BEGIN Task data

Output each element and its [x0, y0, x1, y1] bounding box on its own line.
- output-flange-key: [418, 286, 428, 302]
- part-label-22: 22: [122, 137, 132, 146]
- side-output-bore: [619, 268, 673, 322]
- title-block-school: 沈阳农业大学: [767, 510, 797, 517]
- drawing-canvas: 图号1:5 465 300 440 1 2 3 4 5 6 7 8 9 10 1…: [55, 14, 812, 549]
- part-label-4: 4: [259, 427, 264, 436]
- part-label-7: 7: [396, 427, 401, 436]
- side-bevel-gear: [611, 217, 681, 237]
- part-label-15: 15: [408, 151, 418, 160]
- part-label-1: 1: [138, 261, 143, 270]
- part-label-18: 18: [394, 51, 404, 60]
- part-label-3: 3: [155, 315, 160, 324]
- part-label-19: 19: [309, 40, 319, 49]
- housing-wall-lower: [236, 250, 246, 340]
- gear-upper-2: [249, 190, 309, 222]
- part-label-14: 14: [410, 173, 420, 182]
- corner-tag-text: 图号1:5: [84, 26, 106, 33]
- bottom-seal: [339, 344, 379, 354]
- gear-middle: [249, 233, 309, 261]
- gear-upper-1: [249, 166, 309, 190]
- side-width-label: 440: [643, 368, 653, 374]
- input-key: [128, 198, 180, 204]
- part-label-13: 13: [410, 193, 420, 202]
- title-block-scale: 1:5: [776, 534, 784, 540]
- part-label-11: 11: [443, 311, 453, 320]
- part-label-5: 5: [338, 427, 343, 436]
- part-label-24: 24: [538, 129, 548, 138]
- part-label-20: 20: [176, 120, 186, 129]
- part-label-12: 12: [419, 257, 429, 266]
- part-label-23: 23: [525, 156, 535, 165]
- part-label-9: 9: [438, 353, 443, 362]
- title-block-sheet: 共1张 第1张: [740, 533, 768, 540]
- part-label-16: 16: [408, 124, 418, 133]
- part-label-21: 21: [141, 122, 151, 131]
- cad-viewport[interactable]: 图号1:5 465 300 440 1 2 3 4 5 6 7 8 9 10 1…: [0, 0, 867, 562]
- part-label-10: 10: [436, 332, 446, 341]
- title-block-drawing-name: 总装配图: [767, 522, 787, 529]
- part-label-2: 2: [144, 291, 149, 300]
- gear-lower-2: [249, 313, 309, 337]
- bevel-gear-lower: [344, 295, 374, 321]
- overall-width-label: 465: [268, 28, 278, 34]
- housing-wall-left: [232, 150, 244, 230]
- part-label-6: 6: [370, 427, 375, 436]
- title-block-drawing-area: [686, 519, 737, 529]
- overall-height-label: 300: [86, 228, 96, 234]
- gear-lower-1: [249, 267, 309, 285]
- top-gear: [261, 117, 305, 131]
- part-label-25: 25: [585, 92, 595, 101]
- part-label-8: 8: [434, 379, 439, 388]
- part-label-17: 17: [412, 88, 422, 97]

END Task data

Update the records by changing every "part-label" to "callout", and reproduce all the lines with nothing else altered.

Output each element and its [x0, y0, x1, y1] bounding box on its own line.
- output-flange-key: [418, 286, 428, 302]
- callout-22: 22: [122, 137, 132, 146]
- side-output-bore: [619, 268, 673, 322]
- title-block-school: 沈阳农业大学: [767, 510, 797, 517]
- drawing-canvas: 图号1:5 465 300 440 1 2 3 4 5 6 7 8 9 10 1…: [55, 14, 812, 549]
- callout-4: 4: [259, 427, 264, 436]
- callout-7: 7: [396, 427, 401, 436]
- side-bevel-gear: [611, 217, 681, 237]
- callout-15: 15: [408, 151, 418, 160]
- callout-1: 1: [138, 261, 143, 270]
- callout-18: 18: [394, 51, 404, 60]
- callout-3: 3: [155, 315, 160, 324]
- callout-19: 19: [309, 40, 319, 49]
- housing-wall-lower: [236, 250, 246, 340]
- gear-upper-2: [249, 190, 309, 222]
- callout-14: 14: [410, 173, 420, 182]
- corner-tag-text: 图号1:5: [84, 26, 106, 33]
- bottom-seal: [339, 344, 379, 354]
- gear-middle: [249, 233, 309, 261]
- gear-upper-1: [249, 166, 309, 190]
- side-width-label: 440: [643, 368, 653, 374]
- input-key: [128, 198, 180, 204]
- callout-13: 13: [410, 193, 420, 202]
- title-block-scale: 1:5: [776, 534, 784, 540]
- callout-11: 11: [443, 311, 453, 320]
- callout-5: 5: [338, 427, 343, 436]
- callout-24: 24: [538, 129, 548, 138]
- callout-20: 20: [176, 120, 186, 129]
- callout-12: 12: [419, 257, 429, 266]
- callout-23: 23: [525, 156, 535, 165]
- callout-9: 9: [438, 353, 443, 362]
- title-block-sheet: 共1张 第1张: [740, 533, 768, 540]
- callout-16: 16: [408, 124, 418, 133]
- callout-21: 21: [141, 122, 151, 131]
- cad-viewport[interactable]: 图号1:5 465 300 440 1 2 3 4 5 6 7 8 9 10 1…: [0, 0, 867, 562]
- callout-10: 10: [436, 332, 446, 341]
- title-block-drawing-name: 总装配图: [767, 522, 787, 529]
- callout-2: 2: [144, 291, 149, 300]
- gear-lower-2: [249, 313, 309, 337]
- bevel-gear-lower: [344, 295, 374, 321]
- overall-width-label: 465: [268, 28, 278, 34]
- housing-wall-left: [232, 150, 244, 230]
- callout-6: 6: [370, 427, 375, 436]
- title-block-drawing-area: [686, 519, 737, 529]
- overall-height-label: 300: [86, 228, 96, 234]
- gear-lower-1: [249, 267, 309, 285]
- top-gear: [261, 117, 305, 131]
- callout-25: 25: [585, 92, 595, 101]
- callout-8: 8: [434, 379, 439, 388]
- callout-17: 17: [412, 88, 422, 97]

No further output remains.